RECORDS TO PROCESS:
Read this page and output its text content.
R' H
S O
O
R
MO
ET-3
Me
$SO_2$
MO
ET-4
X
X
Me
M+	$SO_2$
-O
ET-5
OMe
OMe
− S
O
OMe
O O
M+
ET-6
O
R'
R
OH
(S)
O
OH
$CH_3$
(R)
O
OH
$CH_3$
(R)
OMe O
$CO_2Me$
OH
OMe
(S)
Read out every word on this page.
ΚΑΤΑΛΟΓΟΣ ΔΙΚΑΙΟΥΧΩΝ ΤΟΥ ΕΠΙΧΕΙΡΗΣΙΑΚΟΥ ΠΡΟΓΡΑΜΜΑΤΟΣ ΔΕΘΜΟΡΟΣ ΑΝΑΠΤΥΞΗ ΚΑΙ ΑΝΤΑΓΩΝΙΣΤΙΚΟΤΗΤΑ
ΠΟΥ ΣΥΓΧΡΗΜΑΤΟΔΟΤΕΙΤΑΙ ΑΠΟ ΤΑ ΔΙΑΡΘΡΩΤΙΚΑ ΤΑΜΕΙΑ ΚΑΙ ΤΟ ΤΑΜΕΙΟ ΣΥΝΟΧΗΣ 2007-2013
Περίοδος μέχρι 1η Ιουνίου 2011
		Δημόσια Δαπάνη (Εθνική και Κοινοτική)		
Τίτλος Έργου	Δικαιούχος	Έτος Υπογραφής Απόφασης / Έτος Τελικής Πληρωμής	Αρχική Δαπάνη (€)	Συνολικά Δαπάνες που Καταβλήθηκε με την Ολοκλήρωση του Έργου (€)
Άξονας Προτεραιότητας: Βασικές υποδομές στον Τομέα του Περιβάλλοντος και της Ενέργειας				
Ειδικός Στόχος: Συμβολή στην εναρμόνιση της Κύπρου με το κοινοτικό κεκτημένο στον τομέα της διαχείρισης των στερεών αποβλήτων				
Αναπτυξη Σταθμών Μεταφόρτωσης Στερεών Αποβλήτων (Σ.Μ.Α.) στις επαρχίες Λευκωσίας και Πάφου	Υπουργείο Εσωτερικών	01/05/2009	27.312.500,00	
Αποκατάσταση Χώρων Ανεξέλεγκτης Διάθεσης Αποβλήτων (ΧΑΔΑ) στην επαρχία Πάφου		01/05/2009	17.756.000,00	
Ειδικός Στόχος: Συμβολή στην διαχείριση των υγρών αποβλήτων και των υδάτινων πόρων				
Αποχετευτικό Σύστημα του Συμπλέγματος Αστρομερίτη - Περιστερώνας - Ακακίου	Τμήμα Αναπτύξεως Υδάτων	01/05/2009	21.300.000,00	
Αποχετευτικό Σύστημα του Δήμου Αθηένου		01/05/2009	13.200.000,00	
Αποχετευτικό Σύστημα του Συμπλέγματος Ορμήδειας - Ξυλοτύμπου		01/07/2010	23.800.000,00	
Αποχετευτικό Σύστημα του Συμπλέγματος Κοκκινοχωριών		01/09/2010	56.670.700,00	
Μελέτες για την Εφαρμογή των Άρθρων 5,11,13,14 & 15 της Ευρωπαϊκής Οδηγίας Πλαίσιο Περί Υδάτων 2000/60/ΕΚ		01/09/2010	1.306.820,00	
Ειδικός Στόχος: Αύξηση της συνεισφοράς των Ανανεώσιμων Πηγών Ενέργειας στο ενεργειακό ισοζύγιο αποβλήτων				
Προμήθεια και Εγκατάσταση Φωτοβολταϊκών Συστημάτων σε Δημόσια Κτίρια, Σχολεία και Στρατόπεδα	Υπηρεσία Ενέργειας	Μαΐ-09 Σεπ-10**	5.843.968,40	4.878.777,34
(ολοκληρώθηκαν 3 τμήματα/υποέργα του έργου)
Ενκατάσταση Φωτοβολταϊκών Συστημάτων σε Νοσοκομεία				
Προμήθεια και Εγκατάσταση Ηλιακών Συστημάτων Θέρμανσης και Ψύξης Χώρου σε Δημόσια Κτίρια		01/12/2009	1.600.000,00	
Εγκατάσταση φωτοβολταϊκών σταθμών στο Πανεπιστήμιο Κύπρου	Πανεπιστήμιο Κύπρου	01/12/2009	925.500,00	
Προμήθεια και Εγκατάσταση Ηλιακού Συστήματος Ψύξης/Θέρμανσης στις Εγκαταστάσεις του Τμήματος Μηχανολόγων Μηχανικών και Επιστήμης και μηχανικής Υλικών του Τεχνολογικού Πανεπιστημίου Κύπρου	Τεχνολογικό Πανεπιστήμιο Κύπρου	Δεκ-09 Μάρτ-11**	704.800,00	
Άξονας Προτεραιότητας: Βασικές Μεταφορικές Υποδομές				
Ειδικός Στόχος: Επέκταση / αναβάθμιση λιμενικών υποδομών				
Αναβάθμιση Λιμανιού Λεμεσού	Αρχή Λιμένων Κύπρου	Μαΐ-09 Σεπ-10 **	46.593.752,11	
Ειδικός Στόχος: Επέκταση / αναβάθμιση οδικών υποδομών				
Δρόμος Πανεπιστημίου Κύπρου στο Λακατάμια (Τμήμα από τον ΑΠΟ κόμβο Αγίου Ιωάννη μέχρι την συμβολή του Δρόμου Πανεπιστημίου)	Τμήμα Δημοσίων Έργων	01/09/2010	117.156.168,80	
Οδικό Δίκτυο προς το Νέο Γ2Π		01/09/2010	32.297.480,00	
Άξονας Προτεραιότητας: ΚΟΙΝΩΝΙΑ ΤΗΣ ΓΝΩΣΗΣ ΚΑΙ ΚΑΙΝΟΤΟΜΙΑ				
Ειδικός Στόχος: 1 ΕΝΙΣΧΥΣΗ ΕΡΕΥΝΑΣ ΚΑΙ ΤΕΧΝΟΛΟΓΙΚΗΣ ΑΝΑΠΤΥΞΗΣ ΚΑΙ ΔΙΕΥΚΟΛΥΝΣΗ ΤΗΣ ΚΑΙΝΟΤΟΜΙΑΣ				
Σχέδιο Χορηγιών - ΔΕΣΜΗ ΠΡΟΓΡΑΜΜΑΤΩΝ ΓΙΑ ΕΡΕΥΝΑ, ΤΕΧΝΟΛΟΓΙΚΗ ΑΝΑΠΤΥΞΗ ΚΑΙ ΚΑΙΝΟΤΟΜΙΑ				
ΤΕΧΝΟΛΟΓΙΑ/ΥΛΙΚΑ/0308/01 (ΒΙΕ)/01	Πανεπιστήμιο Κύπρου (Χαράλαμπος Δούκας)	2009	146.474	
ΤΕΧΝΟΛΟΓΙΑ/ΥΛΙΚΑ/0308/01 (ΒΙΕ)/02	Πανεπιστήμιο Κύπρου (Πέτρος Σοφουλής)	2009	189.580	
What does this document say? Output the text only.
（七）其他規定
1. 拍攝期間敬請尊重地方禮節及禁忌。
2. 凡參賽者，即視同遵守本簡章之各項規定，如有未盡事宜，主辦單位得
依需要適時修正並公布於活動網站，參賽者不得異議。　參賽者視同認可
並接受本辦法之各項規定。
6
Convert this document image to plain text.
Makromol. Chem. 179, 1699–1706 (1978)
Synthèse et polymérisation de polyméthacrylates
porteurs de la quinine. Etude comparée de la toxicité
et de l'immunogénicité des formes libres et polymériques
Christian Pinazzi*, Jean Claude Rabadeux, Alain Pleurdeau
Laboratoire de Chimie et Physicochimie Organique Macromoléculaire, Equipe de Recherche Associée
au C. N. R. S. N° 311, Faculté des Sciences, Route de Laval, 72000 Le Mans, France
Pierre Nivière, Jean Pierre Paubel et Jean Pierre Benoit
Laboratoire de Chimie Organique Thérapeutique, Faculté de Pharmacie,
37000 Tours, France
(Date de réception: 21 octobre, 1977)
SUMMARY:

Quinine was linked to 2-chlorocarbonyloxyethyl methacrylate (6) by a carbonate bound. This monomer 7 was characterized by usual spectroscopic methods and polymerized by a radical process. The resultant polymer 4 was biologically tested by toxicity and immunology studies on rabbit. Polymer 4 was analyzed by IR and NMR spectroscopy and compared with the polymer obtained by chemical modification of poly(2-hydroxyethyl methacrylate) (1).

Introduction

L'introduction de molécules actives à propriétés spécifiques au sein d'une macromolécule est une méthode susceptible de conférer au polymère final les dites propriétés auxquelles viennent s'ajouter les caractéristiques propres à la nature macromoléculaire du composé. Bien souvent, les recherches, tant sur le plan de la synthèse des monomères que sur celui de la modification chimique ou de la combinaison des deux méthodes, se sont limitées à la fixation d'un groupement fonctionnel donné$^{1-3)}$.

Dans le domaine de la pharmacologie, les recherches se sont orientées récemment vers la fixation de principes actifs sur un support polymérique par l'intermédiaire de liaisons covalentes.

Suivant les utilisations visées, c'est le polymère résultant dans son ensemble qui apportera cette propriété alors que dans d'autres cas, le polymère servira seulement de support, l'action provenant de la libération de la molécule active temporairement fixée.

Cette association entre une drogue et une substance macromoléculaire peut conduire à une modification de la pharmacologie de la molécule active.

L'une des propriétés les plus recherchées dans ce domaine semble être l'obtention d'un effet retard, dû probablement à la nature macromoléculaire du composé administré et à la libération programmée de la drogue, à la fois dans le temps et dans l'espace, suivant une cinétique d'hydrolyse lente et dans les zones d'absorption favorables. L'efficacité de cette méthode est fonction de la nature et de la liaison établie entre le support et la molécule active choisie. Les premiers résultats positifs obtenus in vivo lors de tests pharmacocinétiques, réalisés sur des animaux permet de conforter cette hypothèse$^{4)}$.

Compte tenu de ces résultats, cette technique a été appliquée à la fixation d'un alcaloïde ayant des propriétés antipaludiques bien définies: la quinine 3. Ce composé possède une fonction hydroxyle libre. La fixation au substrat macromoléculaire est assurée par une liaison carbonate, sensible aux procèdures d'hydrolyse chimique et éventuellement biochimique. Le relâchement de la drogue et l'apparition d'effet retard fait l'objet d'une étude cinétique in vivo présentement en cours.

TASK GOAL: Find each line with the string "Κτίρια" and copy it out.

SOLVED EXERCISE:
Προμήθεια και Εγκατάσταση Φωτοβολταϊκών Συστημάτων σε Δημόσια Κτίρια, Σχολεία και Στρατόπεδα	Υπηρεσία Ενέργειας	Μαΐ-09 Σεπ-10**	5.843.968,40	4.878.777,34
Προμήθεια και Εγκατάσταση Ηλιακών Συστημάτων Θέρμανσης και Ψύξης Χώρου σε Δημόσια Κτίρια		01/12/2009	1.600.000,00	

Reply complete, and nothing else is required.